REQUIREMENT:
Gather every line that includes the word "Load", please.

Saved entries:

════════

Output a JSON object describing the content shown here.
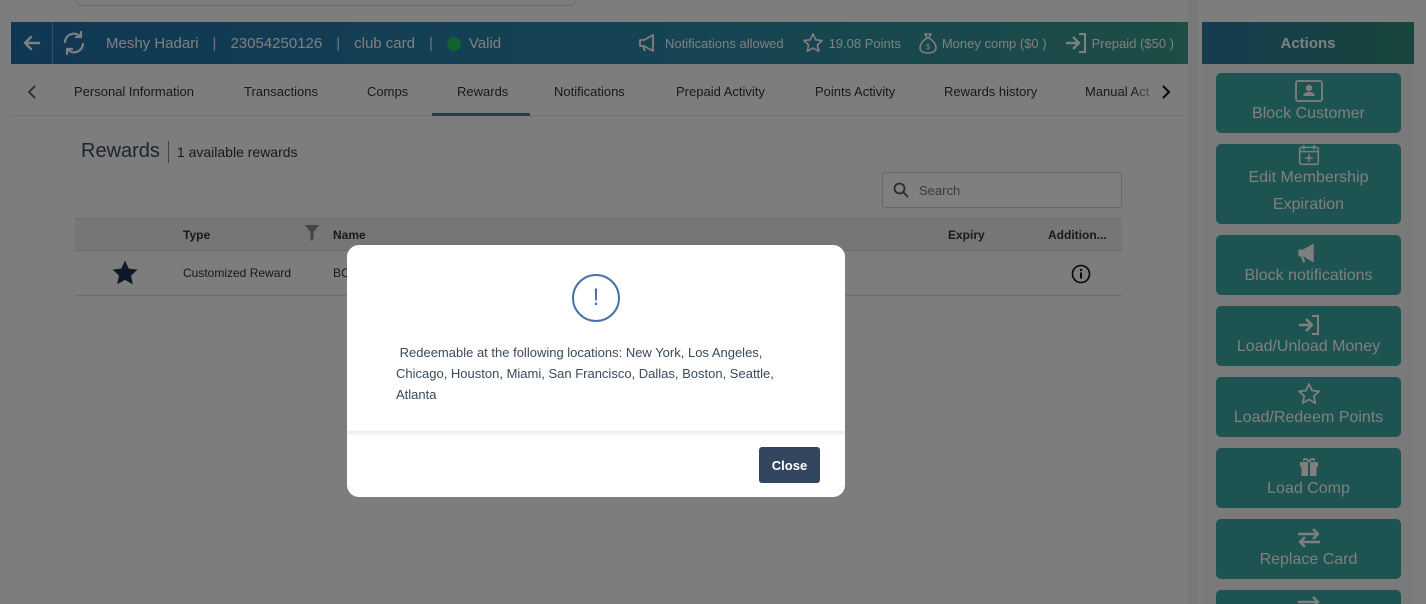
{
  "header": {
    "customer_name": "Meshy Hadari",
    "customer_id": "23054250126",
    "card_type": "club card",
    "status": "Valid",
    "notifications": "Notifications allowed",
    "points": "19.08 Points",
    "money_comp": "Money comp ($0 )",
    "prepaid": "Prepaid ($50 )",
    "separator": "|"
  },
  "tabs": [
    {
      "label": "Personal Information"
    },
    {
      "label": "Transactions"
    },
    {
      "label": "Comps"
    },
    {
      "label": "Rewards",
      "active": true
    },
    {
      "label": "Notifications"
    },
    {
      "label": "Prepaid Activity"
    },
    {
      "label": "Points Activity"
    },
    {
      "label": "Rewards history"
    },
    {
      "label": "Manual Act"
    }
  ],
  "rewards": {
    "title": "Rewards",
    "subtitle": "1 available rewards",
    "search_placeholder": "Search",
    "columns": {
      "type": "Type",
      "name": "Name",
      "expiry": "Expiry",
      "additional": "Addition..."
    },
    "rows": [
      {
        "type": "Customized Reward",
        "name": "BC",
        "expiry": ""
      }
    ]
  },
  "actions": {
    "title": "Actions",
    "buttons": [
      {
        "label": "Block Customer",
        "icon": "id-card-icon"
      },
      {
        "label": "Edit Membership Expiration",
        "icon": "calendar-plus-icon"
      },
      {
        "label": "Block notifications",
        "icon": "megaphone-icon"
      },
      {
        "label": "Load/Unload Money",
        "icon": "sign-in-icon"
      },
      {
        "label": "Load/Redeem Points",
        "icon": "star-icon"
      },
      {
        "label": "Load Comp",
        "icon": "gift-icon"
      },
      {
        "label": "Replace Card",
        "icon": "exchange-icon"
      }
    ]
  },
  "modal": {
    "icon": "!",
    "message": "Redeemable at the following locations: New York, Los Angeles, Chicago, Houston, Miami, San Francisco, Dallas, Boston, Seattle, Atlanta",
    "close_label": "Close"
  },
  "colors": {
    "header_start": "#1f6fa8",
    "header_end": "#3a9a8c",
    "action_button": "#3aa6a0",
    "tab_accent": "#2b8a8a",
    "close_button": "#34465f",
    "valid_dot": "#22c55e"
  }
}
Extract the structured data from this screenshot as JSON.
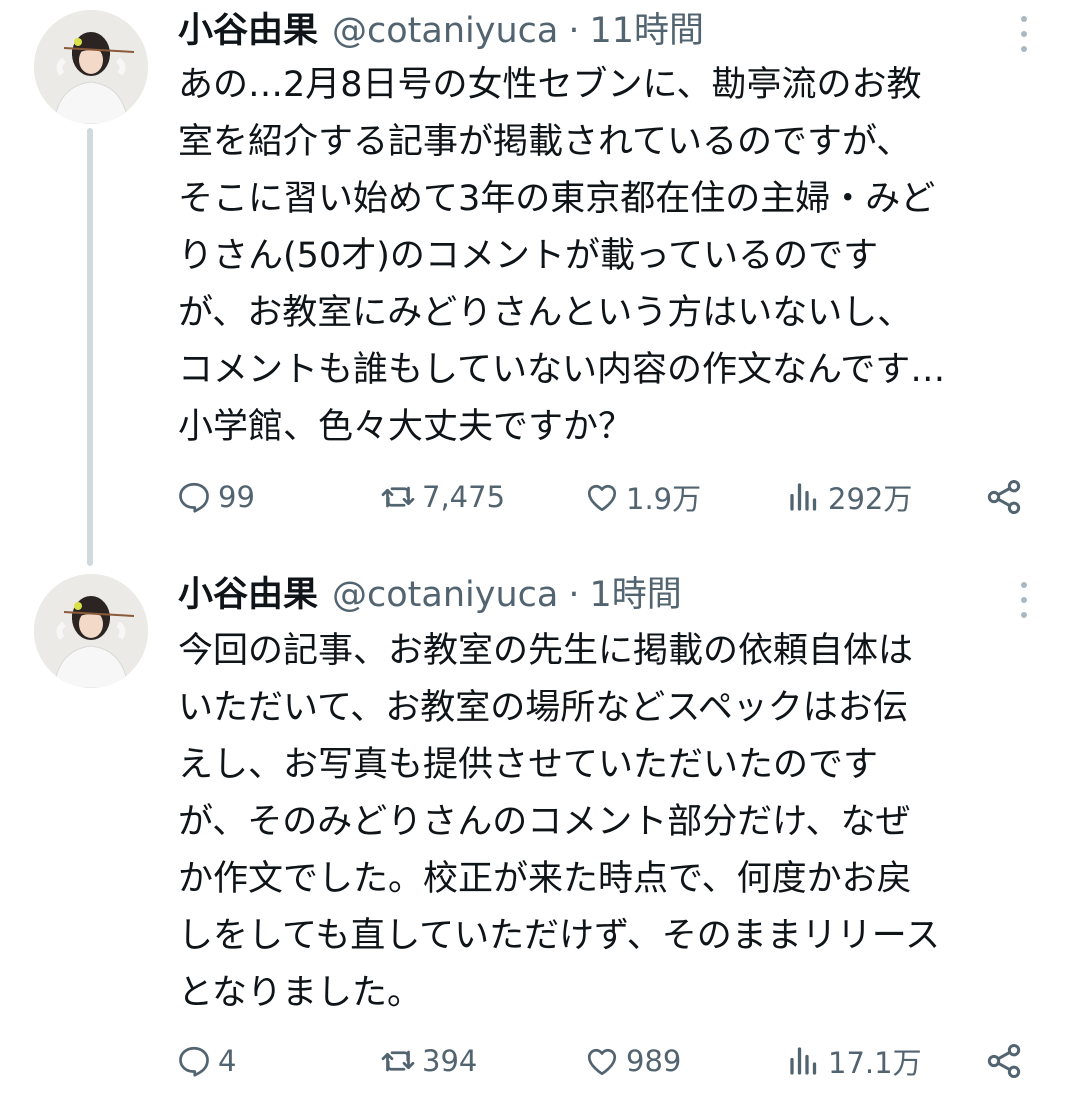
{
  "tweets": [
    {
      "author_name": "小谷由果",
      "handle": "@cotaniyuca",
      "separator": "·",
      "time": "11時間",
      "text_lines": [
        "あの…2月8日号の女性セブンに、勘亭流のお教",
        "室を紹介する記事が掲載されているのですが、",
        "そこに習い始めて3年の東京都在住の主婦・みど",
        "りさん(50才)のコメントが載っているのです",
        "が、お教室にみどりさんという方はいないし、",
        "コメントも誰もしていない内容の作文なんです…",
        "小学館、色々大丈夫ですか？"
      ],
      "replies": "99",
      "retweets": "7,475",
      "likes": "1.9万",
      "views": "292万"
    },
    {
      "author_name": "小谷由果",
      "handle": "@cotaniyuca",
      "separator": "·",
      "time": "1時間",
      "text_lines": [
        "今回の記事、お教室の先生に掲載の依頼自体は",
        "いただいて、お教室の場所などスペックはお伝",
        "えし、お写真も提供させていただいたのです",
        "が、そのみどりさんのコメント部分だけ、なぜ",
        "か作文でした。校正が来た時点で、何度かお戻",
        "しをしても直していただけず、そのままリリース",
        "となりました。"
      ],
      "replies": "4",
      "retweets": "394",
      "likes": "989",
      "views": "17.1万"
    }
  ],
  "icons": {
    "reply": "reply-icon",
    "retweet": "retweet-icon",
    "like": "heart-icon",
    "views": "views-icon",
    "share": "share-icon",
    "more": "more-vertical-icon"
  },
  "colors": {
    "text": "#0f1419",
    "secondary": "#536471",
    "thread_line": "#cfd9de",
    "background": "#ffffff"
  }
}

════════

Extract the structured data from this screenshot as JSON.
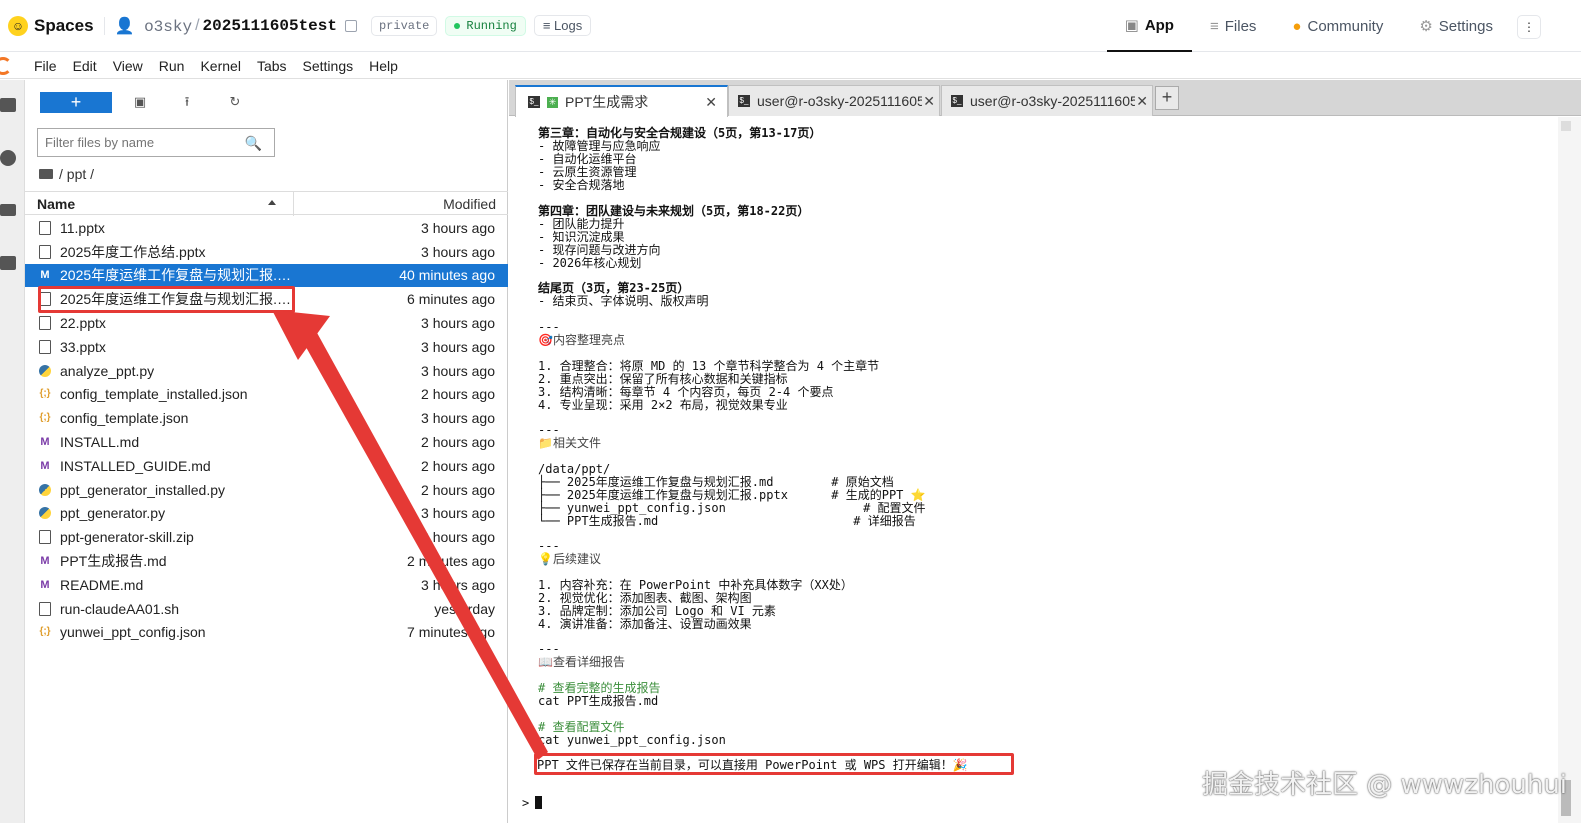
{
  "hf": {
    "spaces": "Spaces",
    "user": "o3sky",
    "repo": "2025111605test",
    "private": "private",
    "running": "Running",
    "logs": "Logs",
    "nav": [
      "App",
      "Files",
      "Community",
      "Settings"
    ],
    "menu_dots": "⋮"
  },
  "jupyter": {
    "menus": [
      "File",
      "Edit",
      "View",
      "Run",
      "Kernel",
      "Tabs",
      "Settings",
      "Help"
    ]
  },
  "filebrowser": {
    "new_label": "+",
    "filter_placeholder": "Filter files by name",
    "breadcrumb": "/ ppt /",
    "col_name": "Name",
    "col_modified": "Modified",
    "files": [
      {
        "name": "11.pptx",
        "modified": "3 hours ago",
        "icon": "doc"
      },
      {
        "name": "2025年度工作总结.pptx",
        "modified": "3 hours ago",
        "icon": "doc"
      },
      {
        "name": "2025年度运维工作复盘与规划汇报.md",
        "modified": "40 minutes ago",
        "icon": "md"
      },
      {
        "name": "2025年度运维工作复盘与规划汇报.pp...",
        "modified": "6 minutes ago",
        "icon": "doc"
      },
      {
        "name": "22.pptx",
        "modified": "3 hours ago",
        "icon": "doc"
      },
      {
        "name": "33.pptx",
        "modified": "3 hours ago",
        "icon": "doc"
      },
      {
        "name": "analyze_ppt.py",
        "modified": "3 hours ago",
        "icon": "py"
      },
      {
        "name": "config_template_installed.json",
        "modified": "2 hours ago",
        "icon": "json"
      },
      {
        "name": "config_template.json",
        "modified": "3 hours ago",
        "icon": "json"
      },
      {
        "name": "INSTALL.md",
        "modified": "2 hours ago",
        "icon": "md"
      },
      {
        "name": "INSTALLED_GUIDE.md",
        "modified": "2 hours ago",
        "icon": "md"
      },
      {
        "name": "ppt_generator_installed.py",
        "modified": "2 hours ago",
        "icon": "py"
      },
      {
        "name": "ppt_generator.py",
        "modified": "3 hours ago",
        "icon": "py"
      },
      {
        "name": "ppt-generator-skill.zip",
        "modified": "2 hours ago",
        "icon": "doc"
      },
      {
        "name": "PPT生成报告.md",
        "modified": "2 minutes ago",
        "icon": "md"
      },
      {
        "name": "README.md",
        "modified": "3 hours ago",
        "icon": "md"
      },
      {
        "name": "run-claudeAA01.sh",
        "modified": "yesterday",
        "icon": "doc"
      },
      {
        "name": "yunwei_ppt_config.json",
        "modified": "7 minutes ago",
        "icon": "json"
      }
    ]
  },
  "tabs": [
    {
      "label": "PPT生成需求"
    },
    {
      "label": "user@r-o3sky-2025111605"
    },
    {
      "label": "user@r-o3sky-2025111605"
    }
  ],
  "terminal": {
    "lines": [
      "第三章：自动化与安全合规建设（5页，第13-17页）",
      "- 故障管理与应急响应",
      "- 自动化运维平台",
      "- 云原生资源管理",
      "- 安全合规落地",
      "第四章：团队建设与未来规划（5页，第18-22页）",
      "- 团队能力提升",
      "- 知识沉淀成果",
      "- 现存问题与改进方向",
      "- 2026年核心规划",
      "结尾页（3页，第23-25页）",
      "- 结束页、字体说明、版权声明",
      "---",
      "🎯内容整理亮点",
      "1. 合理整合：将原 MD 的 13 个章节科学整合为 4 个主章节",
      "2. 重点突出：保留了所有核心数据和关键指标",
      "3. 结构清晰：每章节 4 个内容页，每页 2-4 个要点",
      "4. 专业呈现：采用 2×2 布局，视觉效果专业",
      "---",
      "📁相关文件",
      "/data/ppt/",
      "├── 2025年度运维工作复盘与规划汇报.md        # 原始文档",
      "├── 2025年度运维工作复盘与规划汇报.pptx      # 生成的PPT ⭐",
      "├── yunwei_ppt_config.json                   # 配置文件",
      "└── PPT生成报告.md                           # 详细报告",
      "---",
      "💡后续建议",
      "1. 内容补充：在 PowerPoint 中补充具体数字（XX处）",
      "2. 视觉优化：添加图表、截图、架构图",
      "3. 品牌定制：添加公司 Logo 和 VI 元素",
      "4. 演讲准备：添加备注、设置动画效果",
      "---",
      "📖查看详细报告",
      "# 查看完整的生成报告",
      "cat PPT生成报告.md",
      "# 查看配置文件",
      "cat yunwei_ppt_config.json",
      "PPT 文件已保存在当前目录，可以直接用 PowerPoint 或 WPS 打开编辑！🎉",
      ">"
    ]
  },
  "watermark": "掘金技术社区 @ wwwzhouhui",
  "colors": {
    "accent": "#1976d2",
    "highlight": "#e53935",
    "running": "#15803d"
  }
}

════════

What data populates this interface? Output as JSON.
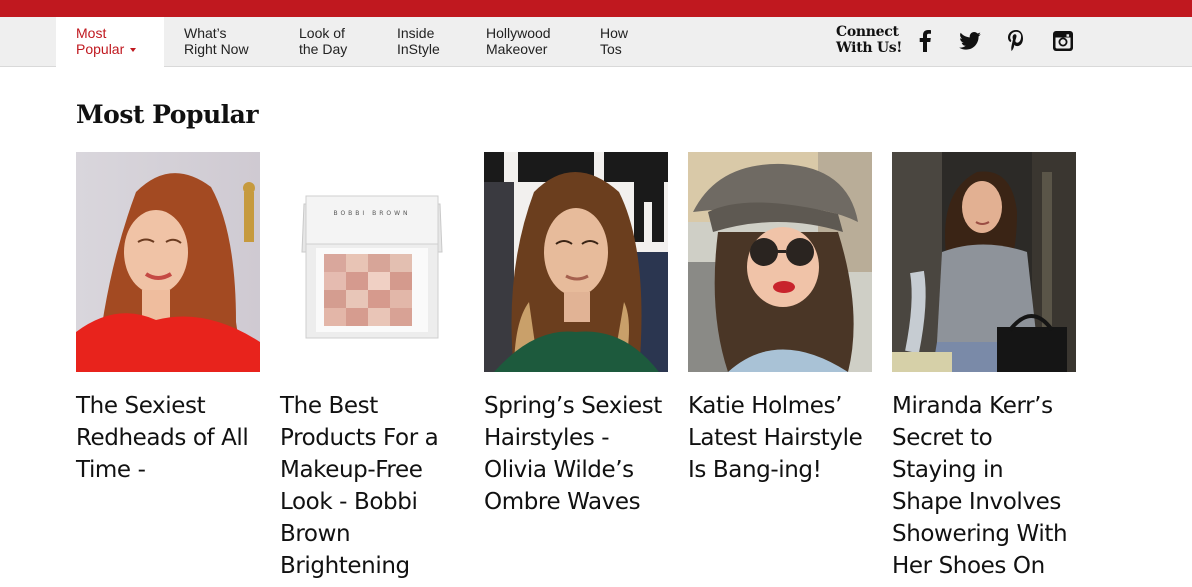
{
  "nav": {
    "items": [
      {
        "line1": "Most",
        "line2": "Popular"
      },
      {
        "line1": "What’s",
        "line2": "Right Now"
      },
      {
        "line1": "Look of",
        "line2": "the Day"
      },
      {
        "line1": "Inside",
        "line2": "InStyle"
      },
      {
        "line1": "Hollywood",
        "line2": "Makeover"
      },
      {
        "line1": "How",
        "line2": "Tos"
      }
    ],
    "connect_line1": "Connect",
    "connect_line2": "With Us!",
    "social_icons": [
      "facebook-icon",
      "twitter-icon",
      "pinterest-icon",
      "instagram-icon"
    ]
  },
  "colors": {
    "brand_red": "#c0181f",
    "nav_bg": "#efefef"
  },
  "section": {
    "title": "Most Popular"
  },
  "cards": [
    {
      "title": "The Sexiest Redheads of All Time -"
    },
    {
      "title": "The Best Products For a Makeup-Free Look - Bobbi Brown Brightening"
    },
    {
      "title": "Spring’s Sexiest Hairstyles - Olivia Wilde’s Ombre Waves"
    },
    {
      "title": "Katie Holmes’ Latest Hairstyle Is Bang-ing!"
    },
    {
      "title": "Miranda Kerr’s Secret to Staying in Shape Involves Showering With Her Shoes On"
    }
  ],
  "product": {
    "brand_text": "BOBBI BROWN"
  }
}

════════

EXERCISE RESULT:
        "label": "Load/Unload Money",
        "label": "Load/Redeem Points",
        "label": "Load Comp",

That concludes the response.